Where a line contains the word "documents", copy that line in full.

____________

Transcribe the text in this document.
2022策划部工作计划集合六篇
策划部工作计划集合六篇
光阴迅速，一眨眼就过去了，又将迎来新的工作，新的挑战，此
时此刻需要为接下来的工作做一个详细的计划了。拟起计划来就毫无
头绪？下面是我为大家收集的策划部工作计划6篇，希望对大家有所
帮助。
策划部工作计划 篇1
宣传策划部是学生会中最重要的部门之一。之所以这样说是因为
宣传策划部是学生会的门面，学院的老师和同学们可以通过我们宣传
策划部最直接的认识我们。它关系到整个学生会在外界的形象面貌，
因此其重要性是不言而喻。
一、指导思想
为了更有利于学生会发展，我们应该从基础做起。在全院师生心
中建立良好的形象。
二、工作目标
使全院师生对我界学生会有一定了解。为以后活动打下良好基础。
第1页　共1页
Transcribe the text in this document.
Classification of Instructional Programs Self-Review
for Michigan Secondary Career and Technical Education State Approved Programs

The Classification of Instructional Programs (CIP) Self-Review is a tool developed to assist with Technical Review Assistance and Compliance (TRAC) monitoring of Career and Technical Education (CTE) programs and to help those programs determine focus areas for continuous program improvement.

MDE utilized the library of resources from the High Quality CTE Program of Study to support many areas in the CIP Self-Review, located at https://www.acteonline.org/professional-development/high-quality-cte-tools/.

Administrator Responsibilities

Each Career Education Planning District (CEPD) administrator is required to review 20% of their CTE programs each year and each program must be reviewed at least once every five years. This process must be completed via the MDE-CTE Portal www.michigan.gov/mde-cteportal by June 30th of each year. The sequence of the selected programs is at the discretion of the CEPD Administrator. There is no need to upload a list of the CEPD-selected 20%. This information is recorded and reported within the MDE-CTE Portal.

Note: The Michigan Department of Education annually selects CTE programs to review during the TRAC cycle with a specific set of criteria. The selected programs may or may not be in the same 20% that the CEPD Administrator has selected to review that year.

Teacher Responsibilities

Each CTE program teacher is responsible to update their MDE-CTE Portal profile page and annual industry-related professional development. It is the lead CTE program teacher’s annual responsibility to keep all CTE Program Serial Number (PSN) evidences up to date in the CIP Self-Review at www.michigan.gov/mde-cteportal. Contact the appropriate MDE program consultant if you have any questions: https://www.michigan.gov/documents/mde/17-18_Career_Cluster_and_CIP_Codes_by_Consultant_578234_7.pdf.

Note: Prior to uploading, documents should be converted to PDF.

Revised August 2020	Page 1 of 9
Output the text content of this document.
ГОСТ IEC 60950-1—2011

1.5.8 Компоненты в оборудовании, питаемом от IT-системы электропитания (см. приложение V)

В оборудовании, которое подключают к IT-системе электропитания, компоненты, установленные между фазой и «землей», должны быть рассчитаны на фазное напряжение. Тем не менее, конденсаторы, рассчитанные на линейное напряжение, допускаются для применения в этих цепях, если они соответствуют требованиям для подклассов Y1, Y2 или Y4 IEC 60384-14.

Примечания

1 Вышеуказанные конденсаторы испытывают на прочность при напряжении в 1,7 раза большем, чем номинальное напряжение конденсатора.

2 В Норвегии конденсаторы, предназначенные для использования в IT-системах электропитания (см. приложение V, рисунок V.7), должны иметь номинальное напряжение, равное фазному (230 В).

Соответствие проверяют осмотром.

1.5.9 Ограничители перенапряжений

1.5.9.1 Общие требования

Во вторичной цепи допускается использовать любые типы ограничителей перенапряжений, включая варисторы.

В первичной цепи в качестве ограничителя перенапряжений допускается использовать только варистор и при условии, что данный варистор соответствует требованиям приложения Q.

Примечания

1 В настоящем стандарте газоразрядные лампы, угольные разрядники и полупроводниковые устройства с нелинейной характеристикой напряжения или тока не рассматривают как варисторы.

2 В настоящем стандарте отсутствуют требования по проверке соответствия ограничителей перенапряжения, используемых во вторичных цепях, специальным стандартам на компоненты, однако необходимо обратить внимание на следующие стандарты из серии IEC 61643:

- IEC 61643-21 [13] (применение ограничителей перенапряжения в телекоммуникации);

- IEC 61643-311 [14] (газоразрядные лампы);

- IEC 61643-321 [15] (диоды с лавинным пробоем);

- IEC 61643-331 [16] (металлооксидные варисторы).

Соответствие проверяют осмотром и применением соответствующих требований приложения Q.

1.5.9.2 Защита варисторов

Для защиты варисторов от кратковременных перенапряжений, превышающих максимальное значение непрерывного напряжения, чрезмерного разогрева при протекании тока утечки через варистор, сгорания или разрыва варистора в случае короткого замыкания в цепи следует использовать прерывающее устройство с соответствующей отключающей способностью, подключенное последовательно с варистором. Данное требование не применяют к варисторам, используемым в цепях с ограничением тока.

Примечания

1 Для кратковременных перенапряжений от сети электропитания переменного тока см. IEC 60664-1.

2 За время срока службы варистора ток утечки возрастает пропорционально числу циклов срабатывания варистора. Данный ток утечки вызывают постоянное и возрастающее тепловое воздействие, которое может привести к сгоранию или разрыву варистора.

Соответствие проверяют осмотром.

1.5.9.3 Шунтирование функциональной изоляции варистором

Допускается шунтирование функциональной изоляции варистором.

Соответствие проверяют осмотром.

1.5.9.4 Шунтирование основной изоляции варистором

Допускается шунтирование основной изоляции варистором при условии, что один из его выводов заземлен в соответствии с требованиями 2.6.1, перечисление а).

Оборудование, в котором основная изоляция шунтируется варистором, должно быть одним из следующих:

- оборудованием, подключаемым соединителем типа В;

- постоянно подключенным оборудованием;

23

____________

▸ Right answer:
Each CTE program teacher is responsible to update their MDE-CTE Portal profile page and annual industry-related professional development. It is the lead CTE program teacher’s annual responsibility to keep all CTE Program Serial Number (PSN) evidences up to date in the CIP Self-Review at www.michigan.gov/mde-cteportal. Contact the appropriate MDE program consultant if you have any questions: https://www.michigan.gov/documents/mde/17-18_Career_Cluster_and_CIP_Codes_by_Consultant_578234_7.pdf.
Note: Prior to uploading, documents should be converted to PDF.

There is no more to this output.